*Description of the task*. Check each line below for the word "gelees", and copy those that have it.

*Dataset rows*.
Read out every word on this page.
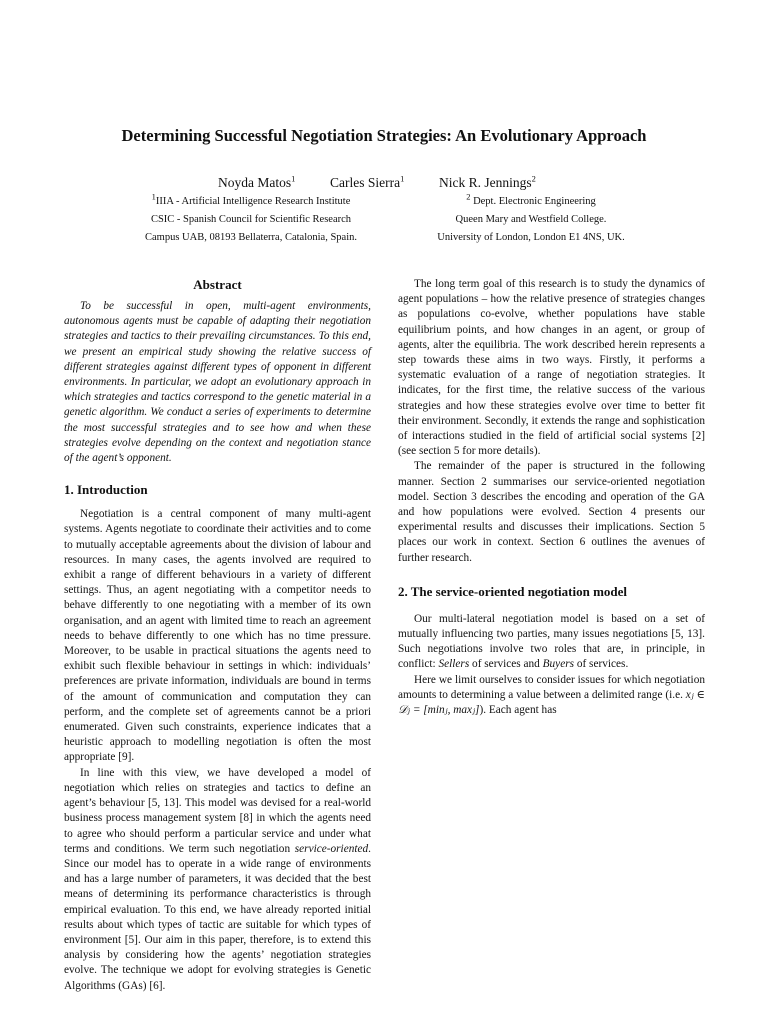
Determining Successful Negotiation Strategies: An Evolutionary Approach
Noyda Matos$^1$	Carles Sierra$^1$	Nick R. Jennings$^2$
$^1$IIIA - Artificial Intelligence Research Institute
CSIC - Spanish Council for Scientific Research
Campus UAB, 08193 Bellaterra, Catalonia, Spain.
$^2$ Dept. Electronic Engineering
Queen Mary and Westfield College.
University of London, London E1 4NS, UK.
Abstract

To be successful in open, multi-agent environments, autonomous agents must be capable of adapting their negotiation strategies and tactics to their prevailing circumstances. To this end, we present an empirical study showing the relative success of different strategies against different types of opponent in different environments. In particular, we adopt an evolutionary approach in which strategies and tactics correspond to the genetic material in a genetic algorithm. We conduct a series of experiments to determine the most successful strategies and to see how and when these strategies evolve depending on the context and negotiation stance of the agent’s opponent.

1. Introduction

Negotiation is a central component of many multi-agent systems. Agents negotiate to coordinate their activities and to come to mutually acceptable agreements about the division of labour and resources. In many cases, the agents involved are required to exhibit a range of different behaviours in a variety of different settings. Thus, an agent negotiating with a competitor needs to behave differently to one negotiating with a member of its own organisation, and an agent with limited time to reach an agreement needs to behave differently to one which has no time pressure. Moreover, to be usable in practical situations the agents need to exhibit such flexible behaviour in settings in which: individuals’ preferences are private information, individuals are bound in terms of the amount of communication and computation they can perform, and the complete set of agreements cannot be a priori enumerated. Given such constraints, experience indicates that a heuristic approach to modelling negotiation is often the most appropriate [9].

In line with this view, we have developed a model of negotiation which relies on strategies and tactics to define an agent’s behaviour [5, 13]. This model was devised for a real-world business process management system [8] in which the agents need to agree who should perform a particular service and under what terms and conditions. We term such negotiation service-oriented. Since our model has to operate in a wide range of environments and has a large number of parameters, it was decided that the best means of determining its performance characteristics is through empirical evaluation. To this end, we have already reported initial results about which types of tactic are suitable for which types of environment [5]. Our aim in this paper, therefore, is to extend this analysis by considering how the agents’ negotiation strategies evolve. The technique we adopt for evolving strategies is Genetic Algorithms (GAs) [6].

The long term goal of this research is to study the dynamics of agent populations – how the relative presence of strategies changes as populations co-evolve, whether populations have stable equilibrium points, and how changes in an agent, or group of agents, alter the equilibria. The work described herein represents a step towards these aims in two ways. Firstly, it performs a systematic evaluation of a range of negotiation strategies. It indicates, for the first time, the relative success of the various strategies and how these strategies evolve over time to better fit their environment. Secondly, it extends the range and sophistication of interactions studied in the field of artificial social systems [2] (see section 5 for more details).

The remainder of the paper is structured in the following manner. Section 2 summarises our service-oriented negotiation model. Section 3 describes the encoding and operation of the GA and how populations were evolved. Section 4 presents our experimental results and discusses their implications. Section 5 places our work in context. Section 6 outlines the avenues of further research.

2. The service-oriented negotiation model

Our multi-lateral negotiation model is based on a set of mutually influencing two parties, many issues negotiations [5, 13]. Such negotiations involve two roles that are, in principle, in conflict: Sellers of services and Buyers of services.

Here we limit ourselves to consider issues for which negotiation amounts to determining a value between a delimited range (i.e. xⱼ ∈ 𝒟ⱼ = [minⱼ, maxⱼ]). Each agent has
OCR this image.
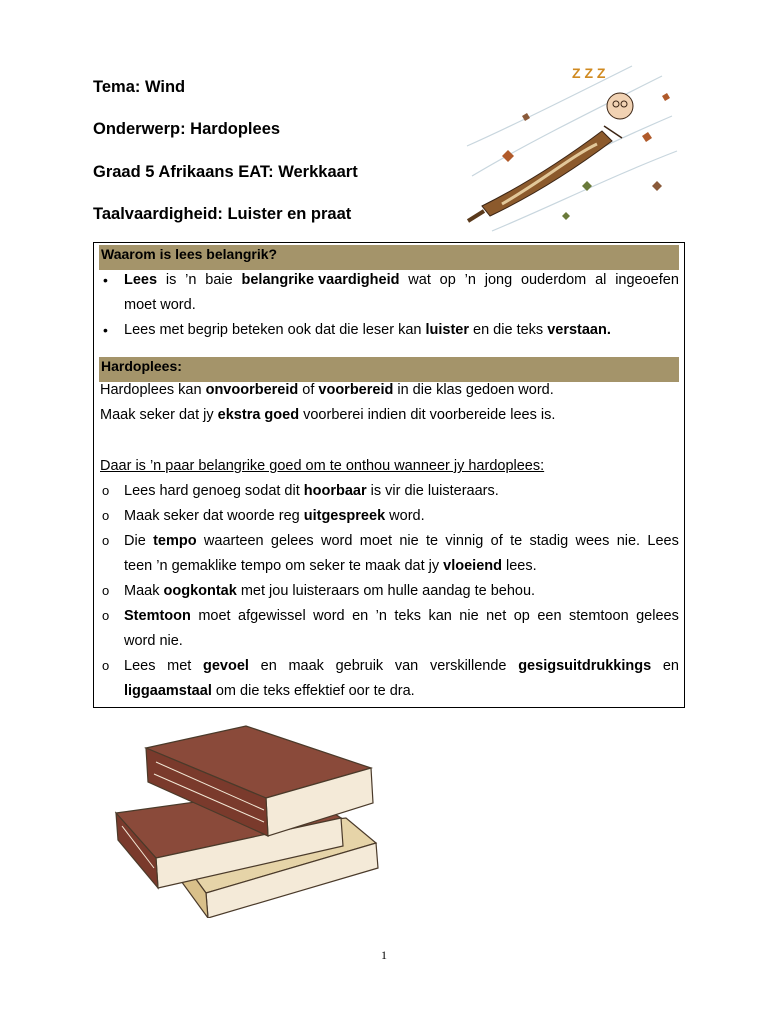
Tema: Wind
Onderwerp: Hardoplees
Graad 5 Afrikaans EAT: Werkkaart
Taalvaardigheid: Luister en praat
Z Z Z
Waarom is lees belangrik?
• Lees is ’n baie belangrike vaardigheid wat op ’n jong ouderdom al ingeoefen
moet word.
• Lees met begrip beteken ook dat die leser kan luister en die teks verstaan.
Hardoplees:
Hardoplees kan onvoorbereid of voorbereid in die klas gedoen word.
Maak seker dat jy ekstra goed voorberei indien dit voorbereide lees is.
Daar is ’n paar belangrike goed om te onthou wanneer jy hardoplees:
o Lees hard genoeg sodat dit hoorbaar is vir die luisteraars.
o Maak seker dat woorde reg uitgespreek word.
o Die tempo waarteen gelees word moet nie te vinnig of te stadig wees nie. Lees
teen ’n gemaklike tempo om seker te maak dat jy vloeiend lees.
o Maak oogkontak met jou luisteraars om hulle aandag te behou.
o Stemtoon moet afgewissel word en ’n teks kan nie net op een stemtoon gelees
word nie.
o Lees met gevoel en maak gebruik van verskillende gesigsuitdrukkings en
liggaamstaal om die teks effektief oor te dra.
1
...
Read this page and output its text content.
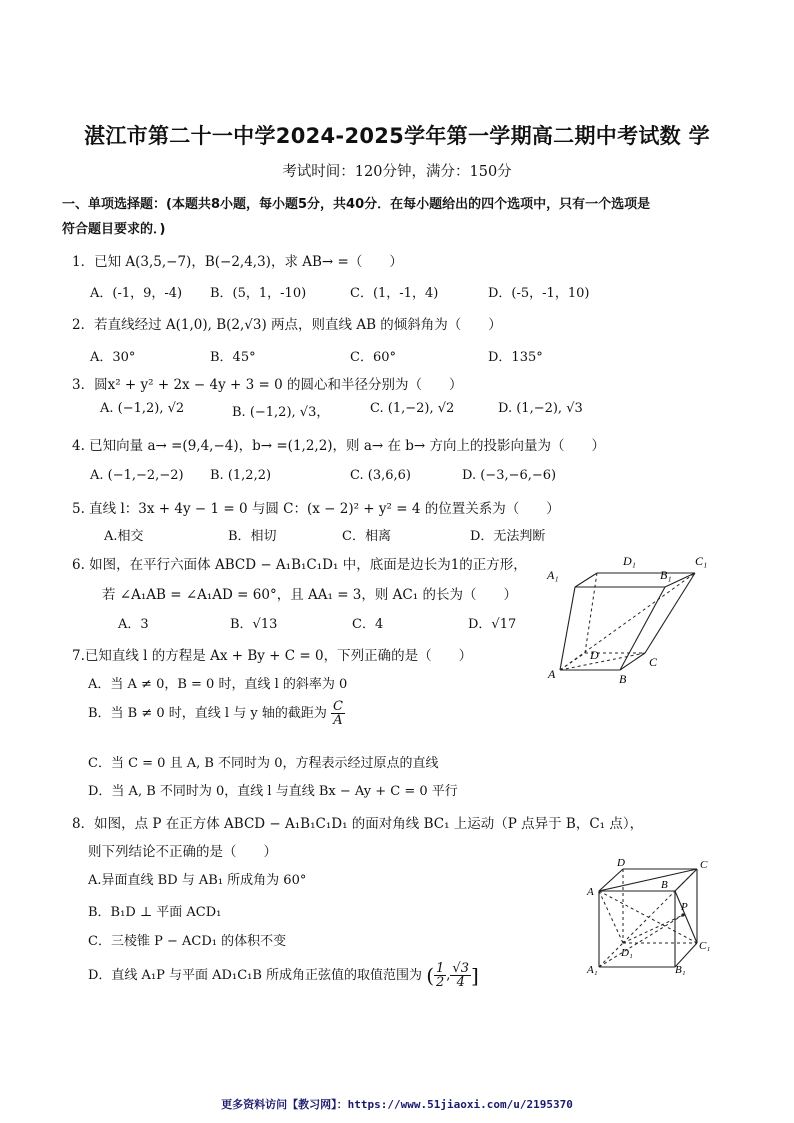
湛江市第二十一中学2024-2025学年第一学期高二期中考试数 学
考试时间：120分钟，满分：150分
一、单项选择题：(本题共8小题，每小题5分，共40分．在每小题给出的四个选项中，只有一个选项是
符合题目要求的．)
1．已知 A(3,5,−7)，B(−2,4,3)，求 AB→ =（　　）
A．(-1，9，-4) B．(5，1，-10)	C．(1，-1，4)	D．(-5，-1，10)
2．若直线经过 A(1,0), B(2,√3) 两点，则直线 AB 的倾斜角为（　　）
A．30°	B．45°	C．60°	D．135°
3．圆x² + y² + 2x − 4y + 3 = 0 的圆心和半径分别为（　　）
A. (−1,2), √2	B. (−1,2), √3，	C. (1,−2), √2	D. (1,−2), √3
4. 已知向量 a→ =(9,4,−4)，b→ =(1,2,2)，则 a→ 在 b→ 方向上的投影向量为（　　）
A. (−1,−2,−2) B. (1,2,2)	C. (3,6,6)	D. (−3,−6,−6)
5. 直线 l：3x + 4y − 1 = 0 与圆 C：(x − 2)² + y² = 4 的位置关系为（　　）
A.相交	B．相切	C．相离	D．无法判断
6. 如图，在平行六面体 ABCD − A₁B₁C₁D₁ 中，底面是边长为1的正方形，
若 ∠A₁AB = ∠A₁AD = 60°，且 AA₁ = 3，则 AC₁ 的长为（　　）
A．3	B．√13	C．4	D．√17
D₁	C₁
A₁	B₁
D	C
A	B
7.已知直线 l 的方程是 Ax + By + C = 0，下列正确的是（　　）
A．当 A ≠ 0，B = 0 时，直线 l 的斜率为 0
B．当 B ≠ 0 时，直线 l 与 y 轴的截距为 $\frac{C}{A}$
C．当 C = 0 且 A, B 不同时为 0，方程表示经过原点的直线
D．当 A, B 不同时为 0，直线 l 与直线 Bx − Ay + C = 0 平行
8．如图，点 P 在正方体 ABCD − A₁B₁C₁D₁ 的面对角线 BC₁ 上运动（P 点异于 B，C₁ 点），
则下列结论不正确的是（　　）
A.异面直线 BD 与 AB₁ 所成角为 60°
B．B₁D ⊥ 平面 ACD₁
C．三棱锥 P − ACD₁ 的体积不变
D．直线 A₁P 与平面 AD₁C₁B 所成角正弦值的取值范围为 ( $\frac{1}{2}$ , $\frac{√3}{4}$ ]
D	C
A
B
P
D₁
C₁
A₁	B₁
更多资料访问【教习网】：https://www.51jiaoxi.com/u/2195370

*Problem solution*.
o Die tempo waarteen gelees word moet nie te vinnig of te stadig wees nie. Lees
o Stemtoon moet afgewissel word en ’n teks kan nie net op een stemtoon gelees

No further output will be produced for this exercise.